• **Requirements**
From the entries below, copy out every line with "JSON" in it.

• **Data listing**
* * * * * * * * *

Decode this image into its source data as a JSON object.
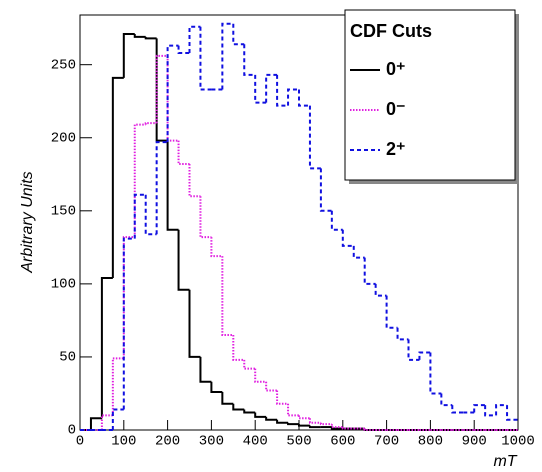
{
  "chart_data": {
    "type": "histogram",
    "legend_title": "CDF Cuts",
    "x_label": "mT",
    "y_label": "Arbitrary Units",
    "bins": [
      0,
      25,
      50,
      75,
      100,
      125,
      150,
      175,
      200,
      225,
      250,
      275,
      300,
      325,
      350,
      375,
      400,
      425,
      450,
      475,
      500,
      525,
      550,
      575,
      600,
      625,
      650,
      675,
      700,
      725,
      750,
      775,
      800,
      825,
      850,
      875,
      900,
      925,
      950,
      975,
      1000
    ],
    "series": [
      {
        "name": "0⁺",
        "color": "#000000",
        "style": "solid",
        "values": [
          0,
          8,
          104,
          241,
          271,
          269,
          268,
          198,
          137,
          96,
          50,
          33,
          26,
          18,
          14,
          12,
          9,
          7,
          5,
          4,
          3,
          2,
          2,
          1,
          1,
          1,
          0,
          0,
          0,
          0,
          0,
          0,
          0,
          0,
          0,
          0,
          0,
          0,
          0,
          0
        ]
      },
      {
        "name": "0⁻",
        "color": "#e020e0",
        "style": "dotted",
        "values": [
          0,
          0,
          10,
          49,
          132,
          209,
          210,
          256,
          198,
          182,
          160,
          132,
          119,
          65,
          48,
          42,
          33,
          27,
          18,
          10,
          8,
          5,
          4,
          2,
          1,
          1,
          0,
          0,
          0,
          0,
          0,
          0,
          0,
          0,
          0,
          0,
          0,
          0,
          0,
          0
        ]
      },
      {
        "name": "2⁺",
        "color": "#1010e0",
        "style": "dashed",
        "values": [
          0,
          0,
          0,
          14,
          131,
          161,
          134,
          197,
          263,
          258,
          276,
          233,
          233,
          278,
          264,
          243,
          224,
          243,
          222,
          233,
          222,
          179,
          150,
          137,
          126,
          118,
          100,
          92,
          70,
          62,
          48,
          53,
          25,
          17,
          12,
          12,
          17,
          10,
          17,
          7
        ]
      }
    ],
    "xlim": [
      0,
      1000
    ],
    "xticks": [
      0,
      100,
      200,
      300,
      400,
      500,
      600,
      700,
      800,
      900,
      1000
    ],
    "ylim": [
      0,
      284
    ],
    "yticks": [
      0,
      50,
      100,
      150,
      200,
      250
    ]
  }
}
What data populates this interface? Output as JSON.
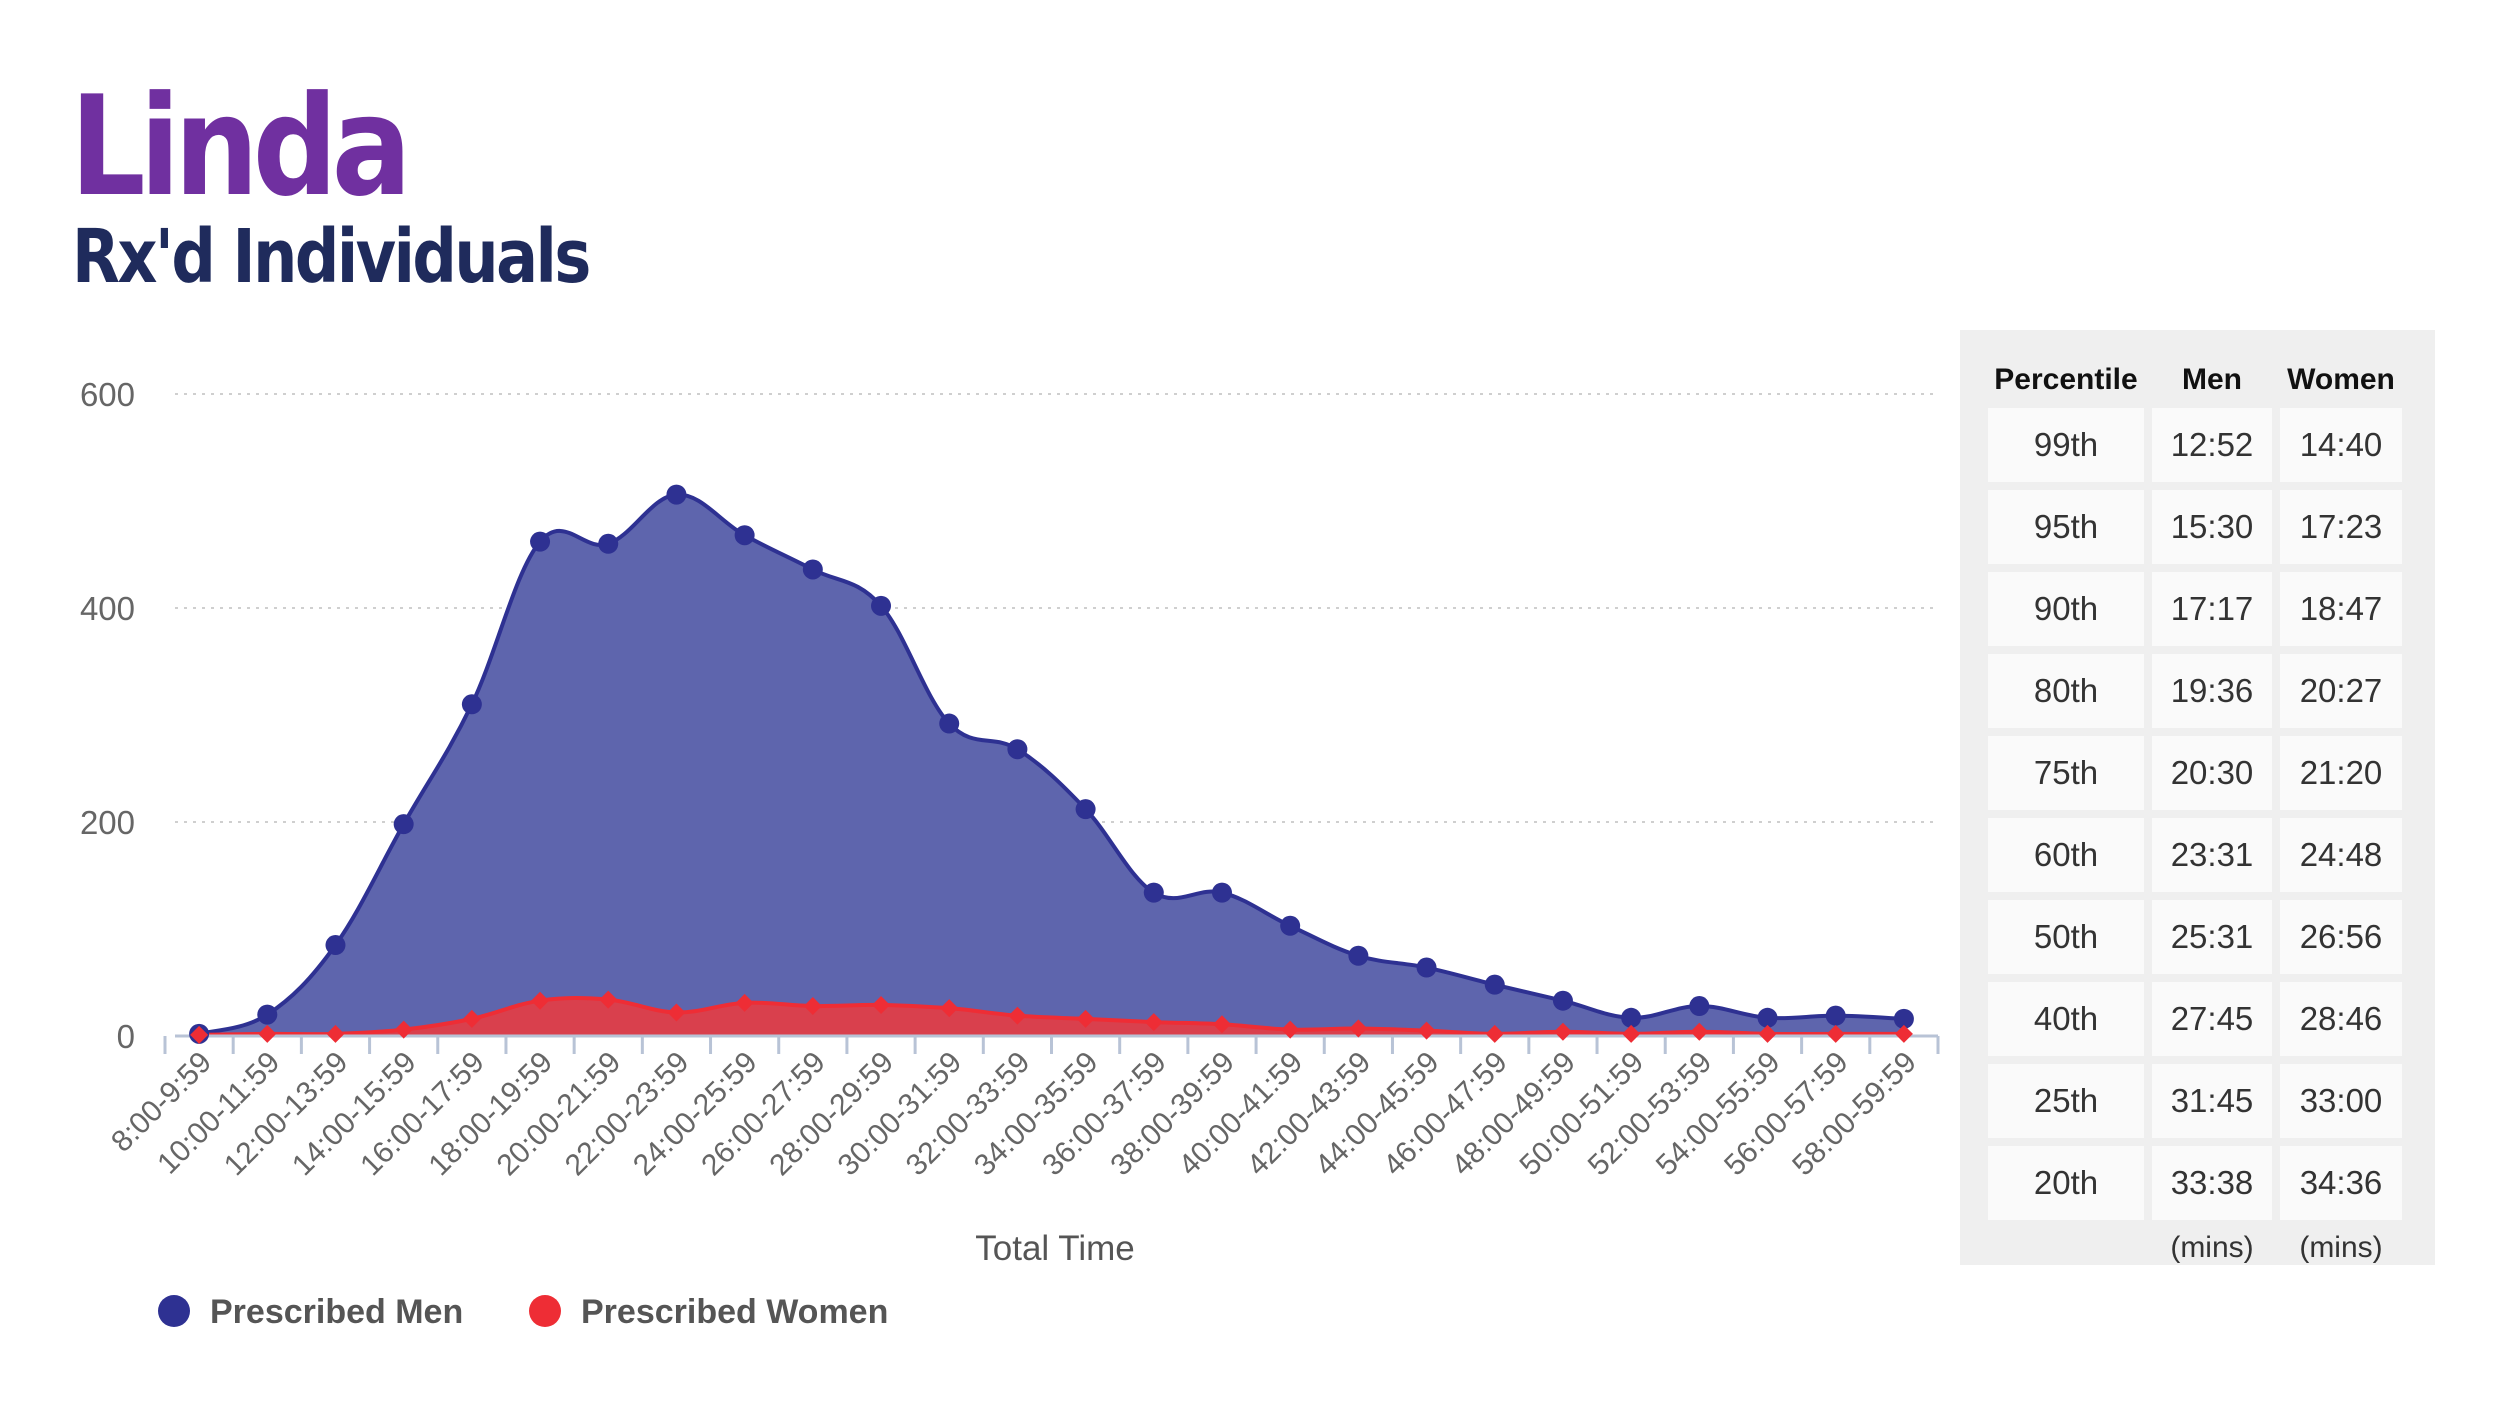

* * * * * * * * *

• **The reply**
Decode this image into its source data as a JSON object.
What data populates this interface? Output as JSON.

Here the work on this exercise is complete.